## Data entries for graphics
[BEGIN]

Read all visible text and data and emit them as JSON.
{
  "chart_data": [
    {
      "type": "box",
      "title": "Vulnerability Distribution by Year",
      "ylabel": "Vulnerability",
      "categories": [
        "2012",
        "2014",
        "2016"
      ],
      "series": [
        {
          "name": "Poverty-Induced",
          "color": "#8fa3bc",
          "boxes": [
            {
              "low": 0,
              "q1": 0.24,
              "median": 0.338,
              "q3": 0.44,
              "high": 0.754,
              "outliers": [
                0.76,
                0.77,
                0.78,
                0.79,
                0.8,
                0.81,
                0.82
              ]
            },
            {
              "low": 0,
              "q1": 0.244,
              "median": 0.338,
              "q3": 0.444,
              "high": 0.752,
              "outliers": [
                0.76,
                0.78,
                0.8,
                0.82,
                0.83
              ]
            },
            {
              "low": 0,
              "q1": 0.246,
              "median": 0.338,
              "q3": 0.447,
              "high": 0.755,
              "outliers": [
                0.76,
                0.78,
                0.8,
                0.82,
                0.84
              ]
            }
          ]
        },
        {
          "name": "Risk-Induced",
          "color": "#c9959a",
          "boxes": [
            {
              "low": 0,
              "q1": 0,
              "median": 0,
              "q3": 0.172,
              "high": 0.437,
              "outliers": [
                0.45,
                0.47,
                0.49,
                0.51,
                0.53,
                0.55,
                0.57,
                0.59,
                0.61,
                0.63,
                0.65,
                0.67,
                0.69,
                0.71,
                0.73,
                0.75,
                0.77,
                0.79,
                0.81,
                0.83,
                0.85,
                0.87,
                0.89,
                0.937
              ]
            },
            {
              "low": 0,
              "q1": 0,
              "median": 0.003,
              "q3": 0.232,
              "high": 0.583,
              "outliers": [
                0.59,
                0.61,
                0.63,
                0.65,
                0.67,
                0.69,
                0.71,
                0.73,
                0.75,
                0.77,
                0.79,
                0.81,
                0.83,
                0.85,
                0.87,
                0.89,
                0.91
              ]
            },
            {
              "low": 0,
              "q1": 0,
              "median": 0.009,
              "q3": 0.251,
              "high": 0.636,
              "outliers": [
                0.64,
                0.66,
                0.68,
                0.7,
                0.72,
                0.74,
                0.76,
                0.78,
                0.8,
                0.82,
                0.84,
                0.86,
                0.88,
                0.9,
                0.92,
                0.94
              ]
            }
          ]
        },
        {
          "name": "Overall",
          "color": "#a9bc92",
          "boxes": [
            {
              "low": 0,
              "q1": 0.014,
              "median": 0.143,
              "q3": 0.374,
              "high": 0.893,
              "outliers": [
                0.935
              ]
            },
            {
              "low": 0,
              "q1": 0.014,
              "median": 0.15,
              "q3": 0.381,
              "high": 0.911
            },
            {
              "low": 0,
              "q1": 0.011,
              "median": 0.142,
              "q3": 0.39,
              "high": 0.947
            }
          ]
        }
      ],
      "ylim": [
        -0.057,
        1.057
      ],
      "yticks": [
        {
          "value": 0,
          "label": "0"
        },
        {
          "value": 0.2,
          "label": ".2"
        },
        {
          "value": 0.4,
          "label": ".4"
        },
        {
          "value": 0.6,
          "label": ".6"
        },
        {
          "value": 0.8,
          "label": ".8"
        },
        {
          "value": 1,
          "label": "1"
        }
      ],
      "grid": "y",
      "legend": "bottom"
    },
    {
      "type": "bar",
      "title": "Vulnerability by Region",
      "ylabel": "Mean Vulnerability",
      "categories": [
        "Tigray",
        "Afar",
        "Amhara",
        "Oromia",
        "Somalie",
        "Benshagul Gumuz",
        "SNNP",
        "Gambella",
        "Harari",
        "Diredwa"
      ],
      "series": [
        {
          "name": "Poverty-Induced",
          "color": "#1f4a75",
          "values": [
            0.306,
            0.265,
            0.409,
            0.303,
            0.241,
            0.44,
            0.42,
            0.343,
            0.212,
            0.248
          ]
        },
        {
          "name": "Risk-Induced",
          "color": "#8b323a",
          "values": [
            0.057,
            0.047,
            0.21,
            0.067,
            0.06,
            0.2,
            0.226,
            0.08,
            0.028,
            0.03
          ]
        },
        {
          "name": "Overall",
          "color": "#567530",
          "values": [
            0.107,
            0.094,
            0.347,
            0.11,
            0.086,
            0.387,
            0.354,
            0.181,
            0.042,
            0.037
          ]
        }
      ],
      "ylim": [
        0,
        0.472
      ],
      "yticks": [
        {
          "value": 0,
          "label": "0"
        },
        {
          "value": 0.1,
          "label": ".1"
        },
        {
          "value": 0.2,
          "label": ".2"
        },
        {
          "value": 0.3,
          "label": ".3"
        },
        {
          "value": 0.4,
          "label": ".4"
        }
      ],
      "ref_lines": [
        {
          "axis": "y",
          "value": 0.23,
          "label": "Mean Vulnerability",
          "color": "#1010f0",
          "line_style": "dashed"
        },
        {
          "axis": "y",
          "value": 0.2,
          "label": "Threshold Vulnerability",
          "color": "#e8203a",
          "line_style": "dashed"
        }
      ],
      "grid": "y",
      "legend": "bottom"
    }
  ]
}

[END]
[BEGIN]

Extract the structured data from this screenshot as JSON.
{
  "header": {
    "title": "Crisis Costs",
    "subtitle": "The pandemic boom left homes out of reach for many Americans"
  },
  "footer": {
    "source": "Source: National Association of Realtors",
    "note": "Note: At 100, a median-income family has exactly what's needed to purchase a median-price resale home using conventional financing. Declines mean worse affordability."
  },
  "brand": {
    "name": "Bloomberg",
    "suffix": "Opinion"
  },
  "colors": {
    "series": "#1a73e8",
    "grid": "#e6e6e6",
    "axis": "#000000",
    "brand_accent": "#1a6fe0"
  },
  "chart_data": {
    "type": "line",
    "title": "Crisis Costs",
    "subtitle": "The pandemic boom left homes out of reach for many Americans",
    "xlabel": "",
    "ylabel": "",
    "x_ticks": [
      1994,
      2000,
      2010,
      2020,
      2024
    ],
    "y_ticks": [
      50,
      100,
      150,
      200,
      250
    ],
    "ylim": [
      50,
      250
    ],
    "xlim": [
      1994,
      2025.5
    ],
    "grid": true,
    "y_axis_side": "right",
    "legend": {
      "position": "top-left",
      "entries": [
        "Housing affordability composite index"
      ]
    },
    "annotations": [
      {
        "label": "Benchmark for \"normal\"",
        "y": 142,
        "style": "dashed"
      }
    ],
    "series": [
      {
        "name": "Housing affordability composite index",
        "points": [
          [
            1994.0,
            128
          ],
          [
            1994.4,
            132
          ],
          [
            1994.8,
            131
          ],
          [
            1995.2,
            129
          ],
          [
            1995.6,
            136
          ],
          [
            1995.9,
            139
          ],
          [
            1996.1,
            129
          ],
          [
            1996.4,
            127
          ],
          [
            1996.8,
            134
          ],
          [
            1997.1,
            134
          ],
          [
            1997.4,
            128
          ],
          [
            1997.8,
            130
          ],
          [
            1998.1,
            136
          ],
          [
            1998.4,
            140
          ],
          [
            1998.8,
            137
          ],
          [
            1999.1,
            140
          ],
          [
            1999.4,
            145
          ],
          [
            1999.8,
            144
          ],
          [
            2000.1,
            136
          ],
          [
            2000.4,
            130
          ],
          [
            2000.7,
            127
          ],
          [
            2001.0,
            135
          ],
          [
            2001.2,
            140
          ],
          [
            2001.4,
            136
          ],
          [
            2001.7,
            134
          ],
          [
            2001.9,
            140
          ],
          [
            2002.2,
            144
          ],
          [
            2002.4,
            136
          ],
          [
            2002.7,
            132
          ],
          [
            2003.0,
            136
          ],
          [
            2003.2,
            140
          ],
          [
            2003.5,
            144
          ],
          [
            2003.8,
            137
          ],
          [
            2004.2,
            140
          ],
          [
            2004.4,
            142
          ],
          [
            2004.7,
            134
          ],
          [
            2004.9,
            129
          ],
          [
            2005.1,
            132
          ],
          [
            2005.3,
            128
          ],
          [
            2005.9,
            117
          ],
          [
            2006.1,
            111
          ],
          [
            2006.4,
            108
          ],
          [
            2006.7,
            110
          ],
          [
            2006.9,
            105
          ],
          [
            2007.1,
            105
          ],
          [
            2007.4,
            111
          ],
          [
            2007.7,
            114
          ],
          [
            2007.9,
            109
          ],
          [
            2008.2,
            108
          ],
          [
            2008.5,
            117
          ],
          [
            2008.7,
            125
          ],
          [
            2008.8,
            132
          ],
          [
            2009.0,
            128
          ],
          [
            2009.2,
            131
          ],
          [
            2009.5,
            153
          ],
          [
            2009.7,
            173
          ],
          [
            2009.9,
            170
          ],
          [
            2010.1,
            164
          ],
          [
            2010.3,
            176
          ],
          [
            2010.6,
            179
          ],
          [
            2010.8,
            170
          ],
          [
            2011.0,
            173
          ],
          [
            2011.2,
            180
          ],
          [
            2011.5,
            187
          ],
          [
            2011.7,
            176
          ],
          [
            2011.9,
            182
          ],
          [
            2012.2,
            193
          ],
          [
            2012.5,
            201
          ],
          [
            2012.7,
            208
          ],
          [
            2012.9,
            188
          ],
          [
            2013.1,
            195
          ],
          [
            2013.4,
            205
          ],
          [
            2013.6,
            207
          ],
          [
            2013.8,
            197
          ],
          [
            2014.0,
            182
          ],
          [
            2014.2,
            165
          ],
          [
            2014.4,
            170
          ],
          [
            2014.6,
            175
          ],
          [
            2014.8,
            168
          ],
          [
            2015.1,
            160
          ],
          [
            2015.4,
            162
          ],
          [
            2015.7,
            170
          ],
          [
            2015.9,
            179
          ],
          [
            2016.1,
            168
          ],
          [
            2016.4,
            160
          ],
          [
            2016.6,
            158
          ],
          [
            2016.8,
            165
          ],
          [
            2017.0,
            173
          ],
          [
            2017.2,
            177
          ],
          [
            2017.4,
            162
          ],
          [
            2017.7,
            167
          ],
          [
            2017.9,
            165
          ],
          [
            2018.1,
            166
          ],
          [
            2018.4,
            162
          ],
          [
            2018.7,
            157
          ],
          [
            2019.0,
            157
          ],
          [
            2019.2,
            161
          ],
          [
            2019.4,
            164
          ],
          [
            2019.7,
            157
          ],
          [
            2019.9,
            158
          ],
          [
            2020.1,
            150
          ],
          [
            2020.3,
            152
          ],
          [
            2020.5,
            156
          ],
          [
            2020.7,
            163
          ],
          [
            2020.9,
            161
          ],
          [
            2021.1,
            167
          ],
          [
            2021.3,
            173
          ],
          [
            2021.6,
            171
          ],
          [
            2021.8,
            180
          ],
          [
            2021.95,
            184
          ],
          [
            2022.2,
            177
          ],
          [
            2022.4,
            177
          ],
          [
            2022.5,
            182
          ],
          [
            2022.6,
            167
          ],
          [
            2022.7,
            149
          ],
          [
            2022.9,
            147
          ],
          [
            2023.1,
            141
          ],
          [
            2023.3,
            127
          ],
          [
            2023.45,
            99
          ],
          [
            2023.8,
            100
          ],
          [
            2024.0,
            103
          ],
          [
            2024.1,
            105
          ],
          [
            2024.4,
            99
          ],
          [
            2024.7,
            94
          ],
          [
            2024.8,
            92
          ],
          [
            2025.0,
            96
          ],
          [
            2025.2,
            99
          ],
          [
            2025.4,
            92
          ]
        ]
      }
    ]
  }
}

[END]
[BEGIN]

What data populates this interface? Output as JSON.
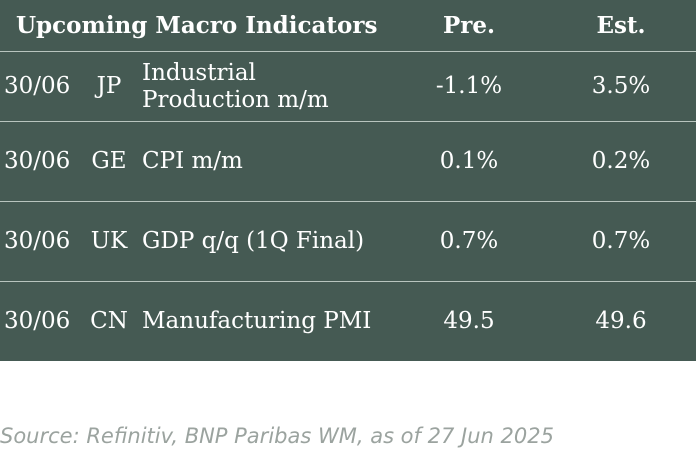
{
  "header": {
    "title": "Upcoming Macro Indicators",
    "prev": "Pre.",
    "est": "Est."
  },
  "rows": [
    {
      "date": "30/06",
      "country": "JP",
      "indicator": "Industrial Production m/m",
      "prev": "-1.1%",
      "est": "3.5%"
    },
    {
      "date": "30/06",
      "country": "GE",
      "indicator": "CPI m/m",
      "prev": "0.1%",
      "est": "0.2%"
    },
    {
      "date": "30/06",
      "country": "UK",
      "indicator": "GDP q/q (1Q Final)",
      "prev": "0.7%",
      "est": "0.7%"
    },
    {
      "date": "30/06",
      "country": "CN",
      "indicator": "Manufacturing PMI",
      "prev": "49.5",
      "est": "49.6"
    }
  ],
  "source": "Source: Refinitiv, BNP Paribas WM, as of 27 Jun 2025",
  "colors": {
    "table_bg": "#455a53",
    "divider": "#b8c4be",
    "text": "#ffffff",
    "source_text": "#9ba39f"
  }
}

[END]

## TASK BRIEF
Which lines of the data above contain "prev"? Copy each one.

## RESPONSE
    "prev": "Pre.",
      "prev": "-1.1%",
      "prev": "0.1%",
      "prev": "0.7%",
      "prev": "49.5",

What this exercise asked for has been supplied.